Within this material, how many lines have the string "面积将扩大" in them? The answer is a number, with nothing added.

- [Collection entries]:
▽

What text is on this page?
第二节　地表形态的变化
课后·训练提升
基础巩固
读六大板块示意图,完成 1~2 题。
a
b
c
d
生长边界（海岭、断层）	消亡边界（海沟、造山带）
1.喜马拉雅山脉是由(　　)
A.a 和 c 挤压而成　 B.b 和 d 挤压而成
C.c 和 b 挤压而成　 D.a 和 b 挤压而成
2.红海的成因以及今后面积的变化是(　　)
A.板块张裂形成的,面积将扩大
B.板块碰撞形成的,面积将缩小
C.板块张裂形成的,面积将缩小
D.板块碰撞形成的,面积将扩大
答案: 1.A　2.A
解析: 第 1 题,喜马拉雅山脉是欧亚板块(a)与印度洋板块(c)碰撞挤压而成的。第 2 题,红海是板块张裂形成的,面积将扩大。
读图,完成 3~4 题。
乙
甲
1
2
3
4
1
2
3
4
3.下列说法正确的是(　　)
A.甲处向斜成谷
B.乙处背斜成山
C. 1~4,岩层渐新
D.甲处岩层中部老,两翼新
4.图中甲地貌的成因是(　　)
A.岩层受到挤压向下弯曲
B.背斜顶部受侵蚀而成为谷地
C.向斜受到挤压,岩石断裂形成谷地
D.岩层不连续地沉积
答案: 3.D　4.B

△

- [Solved exercise]: 3